## BEGIN

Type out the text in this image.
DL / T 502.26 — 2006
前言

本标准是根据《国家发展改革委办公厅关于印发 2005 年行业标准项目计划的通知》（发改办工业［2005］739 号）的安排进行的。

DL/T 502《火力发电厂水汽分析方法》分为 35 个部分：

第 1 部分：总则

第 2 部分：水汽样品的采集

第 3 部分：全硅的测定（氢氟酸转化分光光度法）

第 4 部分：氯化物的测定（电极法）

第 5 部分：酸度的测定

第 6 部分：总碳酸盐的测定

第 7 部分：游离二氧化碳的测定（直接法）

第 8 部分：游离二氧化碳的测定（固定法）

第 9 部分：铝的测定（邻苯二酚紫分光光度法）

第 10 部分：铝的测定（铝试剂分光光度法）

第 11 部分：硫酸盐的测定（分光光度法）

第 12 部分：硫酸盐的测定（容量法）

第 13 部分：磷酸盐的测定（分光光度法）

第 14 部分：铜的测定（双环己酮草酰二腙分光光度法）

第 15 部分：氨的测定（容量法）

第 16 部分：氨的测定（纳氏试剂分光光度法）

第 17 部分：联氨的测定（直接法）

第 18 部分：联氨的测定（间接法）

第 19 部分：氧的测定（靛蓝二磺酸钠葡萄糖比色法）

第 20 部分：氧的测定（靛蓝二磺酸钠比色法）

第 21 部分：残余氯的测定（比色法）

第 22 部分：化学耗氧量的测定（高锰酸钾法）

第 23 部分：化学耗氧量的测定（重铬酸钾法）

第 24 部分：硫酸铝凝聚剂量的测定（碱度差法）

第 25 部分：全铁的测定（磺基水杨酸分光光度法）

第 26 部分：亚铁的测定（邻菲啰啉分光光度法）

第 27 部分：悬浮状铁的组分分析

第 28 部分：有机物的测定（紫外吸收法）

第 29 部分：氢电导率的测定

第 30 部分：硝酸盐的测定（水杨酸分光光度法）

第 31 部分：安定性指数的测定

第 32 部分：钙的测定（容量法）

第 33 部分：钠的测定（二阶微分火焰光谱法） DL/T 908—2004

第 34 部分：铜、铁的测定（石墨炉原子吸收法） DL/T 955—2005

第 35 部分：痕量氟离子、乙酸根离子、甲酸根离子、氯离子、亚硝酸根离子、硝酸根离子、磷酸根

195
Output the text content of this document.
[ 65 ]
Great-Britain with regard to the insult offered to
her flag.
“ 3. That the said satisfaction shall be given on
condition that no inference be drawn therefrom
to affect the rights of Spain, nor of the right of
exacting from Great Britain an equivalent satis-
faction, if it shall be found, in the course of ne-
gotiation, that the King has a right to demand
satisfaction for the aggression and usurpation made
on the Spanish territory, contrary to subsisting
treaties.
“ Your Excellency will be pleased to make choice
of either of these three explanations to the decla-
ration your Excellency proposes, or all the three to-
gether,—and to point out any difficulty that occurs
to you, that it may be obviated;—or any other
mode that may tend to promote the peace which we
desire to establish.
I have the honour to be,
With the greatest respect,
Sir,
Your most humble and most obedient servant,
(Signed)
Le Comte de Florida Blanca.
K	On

## END

Exercise:
Starting at the line that contains "Output the text content of this document.", repeat each line exactly through the last one in the listing. Include both of those lines and nothing more.

Response below:
Output the text content of this document.
[ 65 ]
Great-Britain with regard to the insult offered to
her flag.
“ 3. That the said satisfaction shall be given on
condition that no inference be drawn therefrom
to affect the rights of Spain, nor of the right of
exacting from Great Britain an equivalent satis-
faction, if it shall be found, in the course of ne-
gotiation, that the King has a right to demand
satisfaction for the aggression and usurpation made
on the Spanish territory, contrary to subsisting
treaties.
“ Your Excellency will be pleased to make choice
of either of these three explanations to the decla-
ration your Excellency proposes, or all the three to-
gether,—and to point out any difficulty that occurs
to you, that it may be obviated;—or any other
mode that may tend to promote the peace which we
desire to establish.
I have the honour to be,
With the greatest respect,
Sir,
Your most humble and most obedient servant,
(Signed)
Le Comte de Florida Blanca.
K	On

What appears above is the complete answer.